Every line must be returned precisely as it is written.

### Exercise data
## Begin
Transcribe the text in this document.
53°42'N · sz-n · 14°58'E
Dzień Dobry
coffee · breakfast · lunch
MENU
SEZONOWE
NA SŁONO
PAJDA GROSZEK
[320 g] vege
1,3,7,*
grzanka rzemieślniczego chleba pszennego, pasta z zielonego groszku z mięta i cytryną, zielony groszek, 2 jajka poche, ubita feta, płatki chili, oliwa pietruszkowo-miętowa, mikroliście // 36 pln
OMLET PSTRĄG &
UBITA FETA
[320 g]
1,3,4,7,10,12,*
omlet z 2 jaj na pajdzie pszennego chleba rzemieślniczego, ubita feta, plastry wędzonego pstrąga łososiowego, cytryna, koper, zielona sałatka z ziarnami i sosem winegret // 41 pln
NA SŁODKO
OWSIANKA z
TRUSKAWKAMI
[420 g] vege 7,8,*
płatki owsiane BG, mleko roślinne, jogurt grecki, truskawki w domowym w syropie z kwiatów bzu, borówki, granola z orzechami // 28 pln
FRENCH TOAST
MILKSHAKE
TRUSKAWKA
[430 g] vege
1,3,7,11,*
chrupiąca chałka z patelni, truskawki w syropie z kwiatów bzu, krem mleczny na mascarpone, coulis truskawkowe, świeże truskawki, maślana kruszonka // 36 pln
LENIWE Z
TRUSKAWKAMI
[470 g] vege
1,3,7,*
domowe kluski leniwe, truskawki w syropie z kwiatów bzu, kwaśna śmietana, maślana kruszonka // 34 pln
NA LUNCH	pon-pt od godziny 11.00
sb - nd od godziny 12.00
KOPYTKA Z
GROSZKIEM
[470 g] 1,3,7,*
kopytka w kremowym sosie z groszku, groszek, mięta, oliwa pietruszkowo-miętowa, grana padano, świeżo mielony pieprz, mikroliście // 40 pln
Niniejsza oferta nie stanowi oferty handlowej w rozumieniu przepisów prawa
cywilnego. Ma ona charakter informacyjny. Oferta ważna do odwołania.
## End
### Exercise solution
Transcribe the text in this document.
53°42'N · sz-n · 14°58'E
Dzień Dobry
coffee · breakfast · lunch
MENU
SEZONOWE
NA SŁONO
PAJDA GROSZEK
[320 g] vege
1,3,7,*
grzanka rzemieślniczego chleba pszennego, pasta z zielonego groszku z mięta i cytryną, zielony groszek, 2 jajka poche, ubita feta, płatki chili, oliwa pietruszkowo-miętowa, mikroliście // 36 pln
OMLET PSTRĄG &
UBITA FETA
[320 g]
1,3,4,7,10,12,*
omlet z 2 jaj na pajdzie pszennego chleba rzemieślniczego, ubita feta, plastry wędzonego pstrąga łososiowego, cytryna, koper, zielona sałatka z ziarnami i sosem winegret // 41 pln
NA SŁODKO
OWSIANKA z
TRUSKAWKAMI
[420 g] vege 7,8,*
płatki owsiane BG, mleko roślinne, jogurt grecki, truskawki w domowym w syropie z kwiatów bzu, borówki, granola z orzechami // 28 pln
FRENCH TOAST
MILKSHAKE
TRUSKAWKA
[430 g] vege
1,3,7,11,*
chrupiąca chałka z patelni, truskawki w syropie z kwiatów bzu, krem mleczny na mascarpone, coulis truskawkowe, świeże truskawki, maślana kruszonka // 36 pln
LENIWE Z
TRUSKAWKAMI
[470 g] vege
1,3,7,*
domowe kluski leniwe, truskawki w syropie z kwiatów bzu, kwaśna śmietana, maślana kruszonka // 34 pln
NA LUNCH	pon-pt od godziny 11.00
sb - nd od godziny 12.00
KOPYTKA Z
GROSZKIEM
[470 g] 1,3,7,*
kopytka w kremowym sosie z groszku, groszek, mięta, oliwa pietruszkowo-miętowa, grana padano, świeżo mielony pieprz, mikroliście // 40 pln
Niniejsza oferta nie stanowi oferty handlowej w rozumieniu przepisów prawa
cywilnego. Ma ona charakter informacyjny. Oferta ważna do odwołania.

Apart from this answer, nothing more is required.